Kernel Density plot for convergence of coefficients for child less than 5 years old (beta [18]) and illiterate (beta [8])

The convergence of the Markov chain initially was assessed visually using various plots. Even though, beside the graphical method the convergence of the chain to its posterior distribution can be checked using the numeric summaries of the estimated univariate marginal posterior distributions of the specified model parameters [26]. The simulation in the study was run until the Monte Carlo error for each parameter of interest is less than 5% of its corresponding posterior standard error, which justifies convergence and accuracy of posterior estimates [28].

The numeric summary estimates of the MCMC algorithm, includes Monte Carlo (MC) error, Posterior mean, Standard error and a 95% confidence intervals for posterior mean. For convenience of explaining the analysis result, estimates of the parameters are depicted in Table 2 in terms of odds ratio that is, the exponential of the estimates’ (Exp (Mean)).

Table 2 Posterior distribution parameter estimates for bayesian logistic regression model

The Bayesian analysis result in Table 2 indicates among the explanatory variables considered in the model, Age, Education Level, Husband/partner occupation, Pregnancy, Marital Status, Family Size, Training and a Child less than 5 years old had statistically significant (p < 0.05) effect on women’s employment status. Women in age categories between 15 and 24 and 24 and 34 were 14.348 and 6.297 times more likely to be unemployed than women in age group 45 and above,respectively. Regarding education level, the odds of unemployment among illiterate and primary level women were 31.249 and 7.022 times higher than women attending college or higher, respectively.

According to the study, pregnancy was one of the predictors found to be significantly associated with women’s employment status, women who were pregnant during the study were 26.024 times more likely to be unemployed than the reference category.

As the result reported in Table 2 indicates, women’s participation in different short-term training programs provided by government had significant impact on determining women’s employment status. The likelihood of being unemployed was 0.09778 times less among women participated in training programs than their counterparts. Family size and a child less than 5 years old were among significant variables identified by the model. As illustrated in Table 2, women who live in household with family members ≤ 4 were 0.20784 times less likely to be unemployed than women with family members 8 and above.

3.4 Maximum Likelihood Estimation for Logistic Regression Model

As shown in Table 3, the Hosmer and Lemeshow test statistic for maximum likelihood approach has significance value 0.711 which is greater than 0.05, that confirms the model adequately fits the data. From Table 3, the 95% confidence intervals for maximum likelihood estimates not containing one in the intervals indicate explanatory variables that had statistically significant effect on women employment status, that is Pregnancy, Age, Education Level, Husband/partner occupation, Marital Status, Family Size, Training and a Child less than 5 years old were statistically significant (p < 0.05).
───
TASK SET -
- 1) In the passage on women's employment, what significance value did the Hosmer and Lemeshow test give for the maximum likelihood approach?
- 2) List every explanatory variable that the passage on women's employment says had a statistically significant effect on women's employment status in the Bayesian analysis.
- 3) Do these statements agree with the passage on women's employment? Answer yes or no for each, and quote the words that decide it.
(a) The simulation ran until each parameter's Monte Carlo error was below 5% of its posterior standard error.
(b) Women who were pregnant were 14.348 times more likely to be unemployed.
(c) Table 2 presents the parameter estimates as odds ratios.

RECORDS SHOWN -
───
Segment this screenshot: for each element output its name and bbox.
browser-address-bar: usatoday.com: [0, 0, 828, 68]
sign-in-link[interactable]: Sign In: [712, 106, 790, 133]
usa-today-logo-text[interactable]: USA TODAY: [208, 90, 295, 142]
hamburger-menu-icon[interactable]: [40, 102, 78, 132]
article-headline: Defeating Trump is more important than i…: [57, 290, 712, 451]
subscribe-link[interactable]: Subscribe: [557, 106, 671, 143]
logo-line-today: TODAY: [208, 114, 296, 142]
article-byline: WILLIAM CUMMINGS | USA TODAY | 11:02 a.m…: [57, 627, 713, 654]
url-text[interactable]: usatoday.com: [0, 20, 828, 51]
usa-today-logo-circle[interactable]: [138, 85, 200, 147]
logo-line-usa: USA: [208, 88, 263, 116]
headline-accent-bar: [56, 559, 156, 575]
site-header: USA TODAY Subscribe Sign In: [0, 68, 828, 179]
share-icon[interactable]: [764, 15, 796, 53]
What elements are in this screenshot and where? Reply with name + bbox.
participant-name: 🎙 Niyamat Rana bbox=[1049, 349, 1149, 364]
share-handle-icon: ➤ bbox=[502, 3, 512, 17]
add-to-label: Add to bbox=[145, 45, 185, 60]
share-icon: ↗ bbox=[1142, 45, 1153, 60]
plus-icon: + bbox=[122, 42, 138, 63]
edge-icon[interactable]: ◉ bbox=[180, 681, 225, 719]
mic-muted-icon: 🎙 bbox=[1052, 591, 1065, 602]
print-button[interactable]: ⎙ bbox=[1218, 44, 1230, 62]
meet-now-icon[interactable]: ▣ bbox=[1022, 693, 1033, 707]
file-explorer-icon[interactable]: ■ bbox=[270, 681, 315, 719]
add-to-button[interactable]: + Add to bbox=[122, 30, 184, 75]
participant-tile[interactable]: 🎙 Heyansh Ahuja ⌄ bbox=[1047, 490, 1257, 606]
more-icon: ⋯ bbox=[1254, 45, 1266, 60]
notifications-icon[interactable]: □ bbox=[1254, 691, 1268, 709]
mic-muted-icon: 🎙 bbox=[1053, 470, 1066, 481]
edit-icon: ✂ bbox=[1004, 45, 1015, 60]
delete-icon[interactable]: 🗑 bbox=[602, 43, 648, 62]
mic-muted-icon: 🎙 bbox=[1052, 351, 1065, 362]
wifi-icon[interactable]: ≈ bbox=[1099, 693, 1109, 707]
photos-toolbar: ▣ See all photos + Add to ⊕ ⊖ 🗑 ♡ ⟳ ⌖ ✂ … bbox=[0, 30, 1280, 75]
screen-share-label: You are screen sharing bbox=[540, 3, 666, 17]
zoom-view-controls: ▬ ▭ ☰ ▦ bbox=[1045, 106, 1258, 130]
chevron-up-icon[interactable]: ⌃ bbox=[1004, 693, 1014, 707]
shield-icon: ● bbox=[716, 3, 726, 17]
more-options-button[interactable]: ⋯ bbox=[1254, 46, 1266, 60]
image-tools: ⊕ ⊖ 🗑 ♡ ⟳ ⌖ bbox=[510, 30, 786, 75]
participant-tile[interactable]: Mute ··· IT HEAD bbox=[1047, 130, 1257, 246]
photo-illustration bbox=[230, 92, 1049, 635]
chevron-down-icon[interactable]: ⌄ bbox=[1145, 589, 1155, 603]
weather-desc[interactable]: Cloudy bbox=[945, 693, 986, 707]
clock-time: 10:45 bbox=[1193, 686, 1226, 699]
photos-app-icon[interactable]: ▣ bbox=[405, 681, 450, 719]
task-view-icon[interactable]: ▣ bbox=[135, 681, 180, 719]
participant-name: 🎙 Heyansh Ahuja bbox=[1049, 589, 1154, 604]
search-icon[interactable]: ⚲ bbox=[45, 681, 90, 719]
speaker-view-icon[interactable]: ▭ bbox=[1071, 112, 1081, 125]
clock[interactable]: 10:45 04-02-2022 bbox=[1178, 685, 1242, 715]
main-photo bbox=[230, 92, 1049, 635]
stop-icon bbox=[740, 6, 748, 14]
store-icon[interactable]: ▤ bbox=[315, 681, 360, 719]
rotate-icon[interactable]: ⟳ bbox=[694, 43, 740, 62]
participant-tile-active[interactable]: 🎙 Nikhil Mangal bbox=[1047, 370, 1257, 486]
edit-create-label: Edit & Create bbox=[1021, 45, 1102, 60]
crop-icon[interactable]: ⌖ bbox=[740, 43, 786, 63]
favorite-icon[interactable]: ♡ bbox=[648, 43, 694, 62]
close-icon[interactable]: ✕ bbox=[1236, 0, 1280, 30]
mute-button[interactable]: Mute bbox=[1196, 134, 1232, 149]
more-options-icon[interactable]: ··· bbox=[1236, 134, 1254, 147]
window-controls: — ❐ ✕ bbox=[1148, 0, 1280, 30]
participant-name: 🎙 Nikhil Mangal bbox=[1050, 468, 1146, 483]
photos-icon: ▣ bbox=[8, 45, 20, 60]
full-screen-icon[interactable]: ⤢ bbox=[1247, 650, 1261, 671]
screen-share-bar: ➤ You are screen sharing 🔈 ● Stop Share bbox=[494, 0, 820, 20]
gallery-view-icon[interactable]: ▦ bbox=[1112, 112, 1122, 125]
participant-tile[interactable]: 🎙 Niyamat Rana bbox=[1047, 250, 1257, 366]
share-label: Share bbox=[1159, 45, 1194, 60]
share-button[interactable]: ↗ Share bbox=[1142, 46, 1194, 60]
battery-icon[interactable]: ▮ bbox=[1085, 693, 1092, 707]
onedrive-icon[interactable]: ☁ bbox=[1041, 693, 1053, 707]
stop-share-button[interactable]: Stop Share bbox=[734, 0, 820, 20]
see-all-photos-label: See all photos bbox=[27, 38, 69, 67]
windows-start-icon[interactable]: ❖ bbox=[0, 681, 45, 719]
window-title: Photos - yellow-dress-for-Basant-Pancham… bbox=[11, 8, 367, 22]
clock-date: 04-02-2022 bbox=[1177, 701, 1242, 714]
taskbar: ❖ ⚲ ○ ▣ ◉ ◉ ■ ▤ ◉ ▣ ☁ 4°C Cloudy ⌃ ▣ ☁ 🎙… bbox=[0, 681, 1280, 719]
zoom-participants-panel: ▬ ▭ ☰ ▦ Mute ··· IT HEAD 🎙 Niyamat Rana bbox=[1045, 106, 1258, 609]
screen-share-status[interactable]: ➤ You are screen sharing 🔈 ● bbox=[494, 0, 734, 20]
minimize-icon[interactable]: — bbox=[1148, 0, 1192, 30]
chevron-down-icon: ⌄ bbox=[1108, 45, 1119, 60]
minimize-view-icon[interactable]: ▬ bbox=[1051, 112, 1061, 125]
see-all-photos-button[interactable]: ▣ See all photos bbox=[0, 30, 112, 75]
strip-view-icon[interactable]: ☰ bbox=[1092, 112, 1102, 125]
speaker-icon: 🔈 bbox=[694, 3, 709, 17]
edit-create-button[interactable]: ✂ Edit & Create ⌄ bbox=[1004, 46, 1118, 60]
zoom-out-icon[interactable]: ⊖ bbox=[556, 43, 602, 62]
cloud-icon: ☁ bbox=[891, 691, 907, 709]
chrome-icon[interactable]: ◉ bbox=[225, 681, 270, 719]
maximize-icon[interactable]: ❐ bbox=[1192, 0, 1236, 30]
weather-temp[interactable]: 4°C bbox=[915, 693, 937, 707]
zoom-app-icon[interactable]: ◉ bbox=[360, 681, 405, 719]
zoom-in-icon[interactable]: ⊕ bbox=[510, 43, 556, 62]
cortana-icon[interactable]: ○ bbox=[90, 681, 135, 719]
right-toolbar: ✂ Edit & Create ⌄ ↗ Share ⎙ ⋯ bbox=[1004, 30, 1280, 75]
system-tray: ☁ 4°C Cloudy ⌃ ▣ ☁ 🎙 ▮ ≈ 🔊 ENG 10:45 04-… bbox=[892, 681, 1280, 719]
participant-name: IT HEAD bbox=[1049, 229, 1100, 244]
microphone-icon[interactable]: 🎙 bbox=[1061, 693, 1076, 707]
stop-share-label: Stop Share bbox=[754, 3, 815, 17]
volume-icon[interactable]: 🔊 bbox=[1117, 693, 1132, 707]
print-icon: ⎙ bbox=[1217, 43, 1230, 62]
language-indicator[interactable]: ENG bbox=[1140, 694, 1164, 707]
───
ANSWERS TO THE TASKS -
- 1) 0.711

- 2)
- Age
- Education Level
- Husband/partner occupation
- Pregnancy
- Marital Status
- Family Size
- Training
- A Child less than 5 years old

- 3)
(a) Yes: "The simulation in the study was run until the Monte Carlo error for each parameter of interest is less than 5% of its corresponding posterior standard error"
(b) No: "women who were pregnant during the study were 26.024 times more likely to be unemployed than the reference category"
(c) Yes: "estimates of the parameters are depicted in Table 2 in terms of odds ratio"